#### Job a
From the records, reproduce verbatim the stretch from the line that contains "Output each element" through the line that contains "menu-item-desktop[interactable]: 桌面(D) xyxy=(0,394,160,416)", with both of those lines included. Omit the pictures from your output.

#### Extract provided
Wednesday, July 4, 2012

Galaxy Fest


            This year was the 65th anniversary of the alleged crash of an Unidentified Flying Object at Roswell, New Mexico. As has been the custom for many years, around the fourth of July, a dual celebration of this event was held in Roswell, one sponsored by the town and the other by the UFO Museum and Study Center.

            The Galaxy Fest, the event sponsored by the UFO Museum and Study Center, held its opening ceremonies in the UFO Museum at 9:00 AM, Friday, June 29th. Each year the Museum invites stars from the world of science fiction as well as the leading researchers and authors in the field of UFO phenomenon. Attending this event was Denise Crosby, the actress that played Tasha Yar on the first season of the television program Star Trek: The Next Generation. She signed autographs and talked with the fans of that long running show.

            There were also a number of UFO researchers and authors present, including Tom Carey, Diana Perla Chapa, Stanton Friedman, Paola Harris, Frank Kimbler, Kathleen Marden, Steve Pierce, Kevin Randle, David Rudiak, Robert Salas, Freddy Silva, Don Schmitt, Derrel Sims, Yvonne Smith, abductee Travis Walton, Larry Holcombe, myself, Sharon King, Tom Kirkbride, K. Lorraine, Jull Amariah Mara and Linda Mooney.

#### Job b
Name each researcher or author in the Galaxy Fest post whose surname begins with the letter S.

#### Raw data
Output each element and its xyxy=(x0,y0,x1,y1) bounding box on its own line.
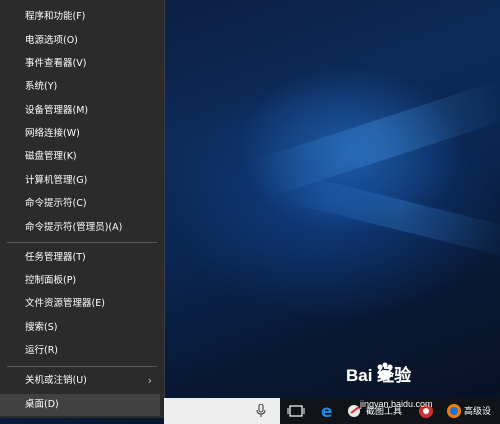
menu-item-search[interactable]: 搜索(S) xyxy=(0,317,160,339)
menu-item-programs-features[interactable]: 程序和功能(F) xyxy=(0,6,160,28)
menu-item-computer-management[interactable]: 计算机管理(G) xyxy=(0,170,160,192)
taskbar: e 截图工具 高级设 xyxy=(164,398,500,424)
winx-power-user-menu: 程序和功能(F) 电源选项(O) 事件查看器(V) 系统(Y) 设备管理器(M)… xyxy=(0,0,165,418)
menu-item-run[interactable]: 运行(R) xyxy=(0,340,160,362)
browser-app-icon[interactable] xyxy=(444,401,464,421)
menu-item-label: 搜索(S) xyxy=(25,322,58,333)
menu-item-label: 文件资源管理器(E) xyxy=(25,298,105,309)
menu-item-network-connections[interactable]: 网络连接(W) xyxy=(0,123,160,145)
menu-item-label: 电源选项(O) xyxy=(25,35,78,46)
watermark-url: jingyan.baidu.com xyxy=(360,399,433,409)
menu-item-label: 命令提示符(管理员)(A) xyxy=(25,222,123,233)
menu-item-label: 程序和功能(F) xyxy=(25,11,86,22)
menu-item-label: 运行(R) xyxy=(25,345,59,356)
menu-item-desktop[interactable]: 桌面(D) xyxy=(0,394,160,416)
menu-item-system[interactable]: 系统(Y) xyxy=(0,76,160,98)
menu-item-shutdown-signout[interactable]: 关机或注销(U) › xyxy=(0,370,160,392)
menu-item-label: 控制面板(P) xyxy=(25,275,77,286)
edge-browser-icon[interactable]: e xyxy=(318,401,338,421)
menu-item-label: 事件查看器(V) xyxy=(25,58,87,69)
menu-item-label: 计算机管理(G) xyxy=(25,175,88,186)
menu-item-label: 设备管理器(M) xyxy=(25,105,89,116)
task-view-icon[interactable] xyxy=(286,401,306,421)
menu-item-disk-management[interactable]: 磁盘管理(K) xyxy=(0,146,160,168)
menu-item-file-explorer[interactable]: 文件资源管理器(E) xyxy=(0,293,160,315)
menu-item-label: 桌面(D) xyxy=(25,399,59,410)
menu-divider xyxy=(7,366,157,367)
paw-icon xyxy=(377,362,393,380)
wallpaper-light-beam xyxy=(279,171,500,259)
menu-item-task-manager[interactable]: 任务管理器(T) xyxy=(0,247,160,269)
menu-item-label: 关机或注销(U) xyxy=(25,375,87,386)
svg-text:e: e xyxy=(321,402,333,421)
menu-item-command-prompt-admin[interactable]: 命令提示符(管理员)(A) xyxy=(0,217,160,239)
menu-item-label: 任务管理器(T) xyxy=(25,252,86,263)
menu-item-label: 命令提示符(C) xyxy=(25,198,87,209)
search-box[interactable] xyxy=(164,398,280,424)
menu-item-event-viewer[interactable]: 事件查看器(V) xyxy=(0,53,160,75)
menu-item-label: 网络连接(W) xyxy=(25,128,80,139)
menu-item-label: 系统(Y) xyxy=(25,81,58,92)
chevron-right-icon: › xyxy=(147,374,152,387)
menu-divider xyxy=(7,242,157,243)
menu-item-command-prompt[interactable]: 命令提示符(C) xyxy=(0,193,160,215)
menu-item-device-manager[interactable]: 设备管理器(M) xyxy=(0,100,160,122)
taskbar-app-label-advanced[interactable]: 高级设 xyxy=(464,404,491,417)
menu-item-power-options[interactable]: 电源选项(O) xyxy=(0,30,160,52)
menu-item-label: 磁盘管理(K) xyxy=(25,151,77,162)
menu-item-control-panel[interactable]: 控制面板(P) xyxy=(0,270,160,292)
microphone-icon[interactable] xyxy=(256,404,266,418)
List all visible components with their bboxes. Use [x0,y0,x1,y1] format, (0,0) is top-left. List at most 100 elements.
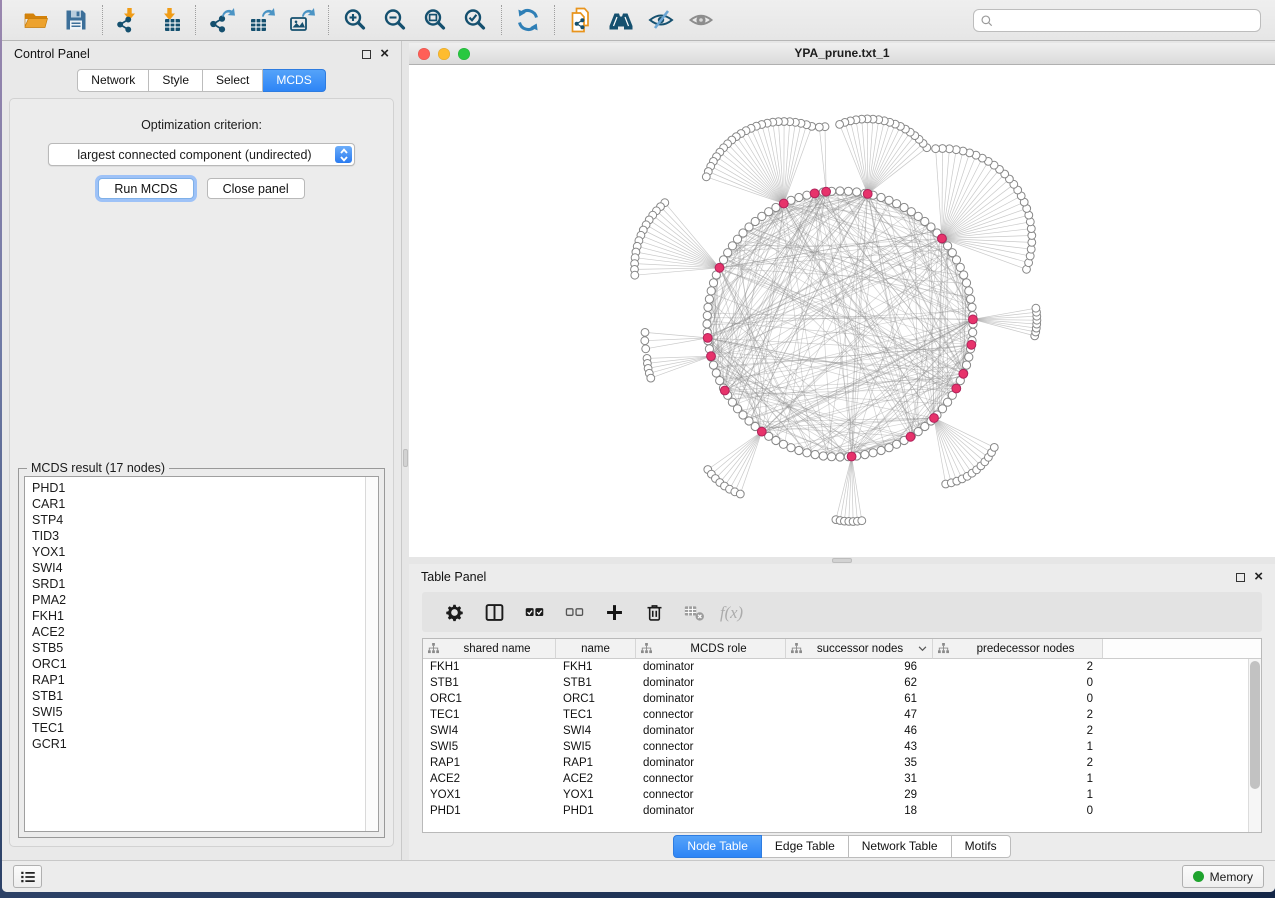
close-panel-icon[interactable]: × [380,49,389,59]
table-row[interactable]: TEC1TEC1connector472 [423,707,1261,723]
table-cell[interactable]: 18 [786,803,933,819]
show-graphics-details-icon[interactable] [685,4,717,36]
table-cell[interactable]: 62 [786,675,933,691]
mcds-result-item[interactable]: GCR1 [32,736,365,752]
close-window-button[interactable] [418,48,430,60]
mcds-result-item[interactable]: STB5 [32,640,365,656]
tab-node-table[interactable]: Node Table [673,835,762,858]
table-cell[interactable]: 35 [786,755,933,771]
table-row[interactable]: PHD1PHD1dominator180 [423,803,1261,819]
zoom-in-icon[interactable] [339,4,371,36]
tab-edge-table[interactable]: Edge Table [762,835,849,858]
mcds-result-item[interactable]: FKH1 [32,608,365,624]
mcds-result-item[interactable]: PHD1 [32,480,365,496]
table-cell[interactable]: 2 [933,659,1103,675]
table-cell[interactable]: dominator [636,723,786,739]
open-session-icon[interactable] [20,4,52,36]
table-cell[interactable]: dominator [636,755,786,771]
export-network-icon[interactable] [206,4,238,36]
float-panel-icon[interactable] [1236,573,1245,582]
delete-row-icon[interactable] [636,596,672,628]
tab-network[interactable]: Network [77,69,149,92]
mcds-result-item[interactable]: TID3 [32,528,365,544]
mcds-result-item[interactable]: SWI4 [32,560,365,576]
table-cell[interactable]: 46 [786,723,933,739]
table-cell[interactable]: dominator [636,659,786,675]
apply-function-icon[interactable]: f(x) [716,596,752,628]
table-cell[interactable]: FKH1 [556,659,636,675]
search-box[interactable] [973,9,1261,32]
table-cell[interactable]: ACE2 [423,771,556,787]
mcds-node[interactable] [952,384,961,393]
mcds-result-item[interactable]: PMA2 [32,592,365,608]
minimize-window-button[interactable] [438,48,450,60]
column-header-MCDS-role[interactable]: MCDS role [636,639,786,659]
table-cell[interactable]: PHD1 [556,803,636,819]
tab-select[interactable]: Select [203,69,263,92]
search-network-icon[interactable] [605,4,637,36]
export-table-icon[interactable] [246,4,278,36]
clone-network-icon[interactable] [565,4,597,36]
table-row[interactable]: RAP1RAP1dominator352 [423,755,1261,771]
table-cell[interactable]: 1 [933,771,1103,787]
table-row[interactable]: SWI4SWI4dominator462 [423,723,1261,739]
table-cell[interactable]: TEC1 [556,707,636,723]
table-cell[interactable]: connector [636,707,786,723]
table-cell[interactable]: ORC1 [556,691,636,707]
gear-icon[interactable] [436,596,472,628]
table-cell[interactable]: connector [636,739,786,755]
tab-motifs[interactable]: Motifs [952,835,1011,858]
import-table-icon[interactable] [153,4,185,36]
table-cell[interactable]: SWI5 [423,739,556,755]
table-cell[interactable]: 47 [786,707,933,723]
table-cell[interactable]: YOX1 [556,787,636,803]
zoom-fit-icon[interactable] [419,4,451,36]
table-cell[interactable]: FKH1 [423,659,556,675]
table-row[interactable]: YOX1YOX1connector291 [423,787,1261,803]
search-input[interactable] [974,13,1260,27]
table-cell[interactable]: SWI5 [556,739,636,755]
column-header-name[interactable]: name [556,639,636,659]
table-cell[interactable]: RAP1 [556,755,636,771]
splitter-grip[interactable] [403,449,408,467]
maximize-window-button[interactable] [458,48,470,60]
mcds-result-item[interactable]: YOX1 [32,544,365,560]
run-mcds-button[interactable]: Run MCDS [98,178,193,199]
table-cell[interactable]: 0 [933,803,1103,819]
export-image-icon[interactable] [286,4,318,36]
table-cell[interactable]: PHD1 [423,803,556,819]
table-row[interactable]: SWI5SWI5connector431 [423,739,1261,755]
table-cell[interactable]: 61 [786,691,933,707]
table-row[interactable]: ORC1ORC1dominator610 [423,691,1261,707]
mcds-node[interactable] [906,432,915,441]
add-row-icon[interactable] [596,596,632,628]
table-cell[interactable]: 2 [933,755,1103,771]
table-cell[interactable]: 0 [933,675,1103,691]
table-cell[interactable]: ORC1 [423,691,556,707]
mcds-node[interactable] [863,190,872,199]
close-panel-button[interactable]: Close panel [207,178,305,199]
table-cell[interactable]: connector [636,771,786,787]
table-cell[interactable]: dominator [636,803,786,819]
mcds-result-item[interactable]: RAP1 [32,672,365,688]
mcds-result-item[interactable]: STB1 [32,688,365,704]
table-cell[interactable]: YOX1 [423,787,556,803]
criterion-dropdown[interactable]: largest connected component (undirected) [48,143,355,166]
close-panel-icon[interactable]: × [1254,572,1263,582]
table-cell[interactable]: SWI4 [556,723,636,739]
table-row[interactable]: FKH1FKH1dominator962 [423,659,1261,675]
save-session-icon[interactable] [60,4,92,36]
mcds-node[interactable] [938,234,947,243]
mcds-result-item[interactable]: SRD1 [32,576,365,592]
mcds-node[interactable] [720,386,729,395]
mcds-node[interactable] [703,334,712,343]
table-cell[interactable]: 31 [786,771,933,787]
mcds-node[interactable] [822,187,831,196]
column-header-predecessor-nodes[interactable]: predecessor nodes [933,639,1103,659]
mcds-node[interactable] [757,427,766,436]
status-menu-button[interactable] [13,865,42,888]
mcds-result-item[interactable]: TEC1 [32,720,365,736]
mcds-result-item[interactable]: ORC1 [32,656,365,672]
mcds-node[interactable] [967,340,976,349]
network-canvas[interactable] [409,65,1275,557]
...
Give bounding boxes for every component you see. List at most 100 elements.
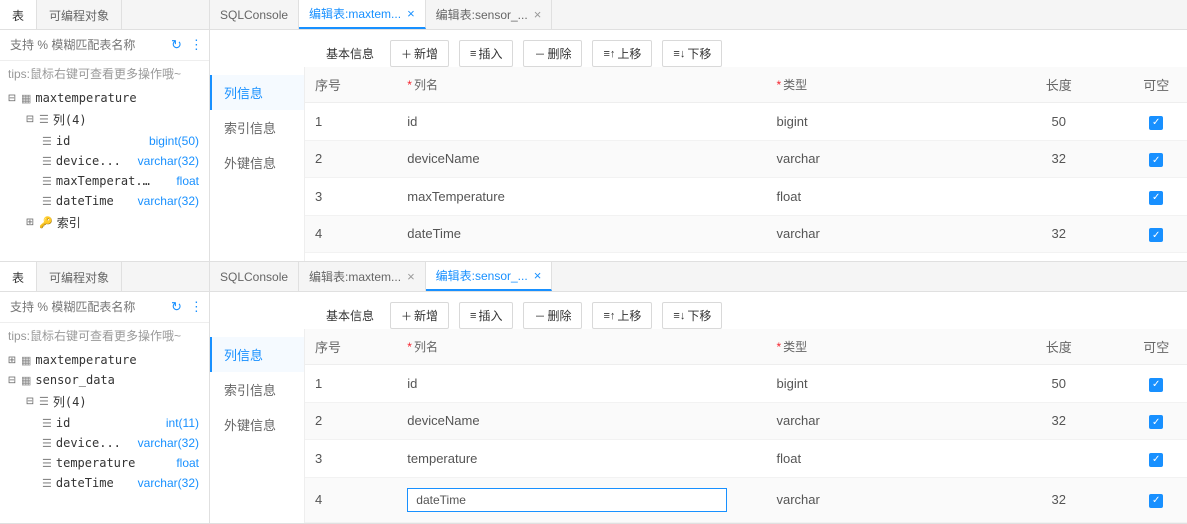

#### Final result a
Output each element and its xyxy=(x0,y0,x1,y1) bounding box on its own line.
menu-item-search[interactable]: 搜索(S) xyxy=(0,317,160,339)
menu-item-programs-features[interactable]: 程序和功能(F) xyxy=(0,6,160,28)
menu-item-computer-management[interactable]: 计算机管理(G) xyxy=(0,170,160,192)
taskbar: e 截图工具 高级设 xyxy=(164,398,500,424)
winx-power-user-menu: 程序和功能(F) 电源选项(O) 事件查看器(V) 系统(Y) 设备管理器(M)… xyxy=(0,0,165,418)
menu-item-run[interactable]: 运行(R) xyxy=(0,340,160,362)
browser-app-icon[interactable] xyxy=(444,401,464,421)
menu-item-label: 搜索(S) xyxy=(25,322,58,333)
menu-item-label: 文件资源管理器(E) xyxy=(25,298,105,309)
menu-item-network-connections[interactable]: 网络连接(W) xyxy=(0,123,160,145)
menu-item-label: 电源选项(O) xyxy=(25,35,78,46)
watermark-url: jingyan.baidu.com xyxy=(360,399,433,409)
menu-item-label: 命令提示符(管理员)(A) xyxy=(25,222,123,233)
menu-item-label: 程序和功能(F) xyxy=(25,11,86,22)
menu-item-label: 运行(R) xyxy=(25,345,59,356)
menu-item-desktop[interactable]: 桌面(D) xyxy=(0,394,160,416)

#### Final result b
Robert Salas, Freddy Silva, Don Schmitt, Derrel Sims, Yvonne Smith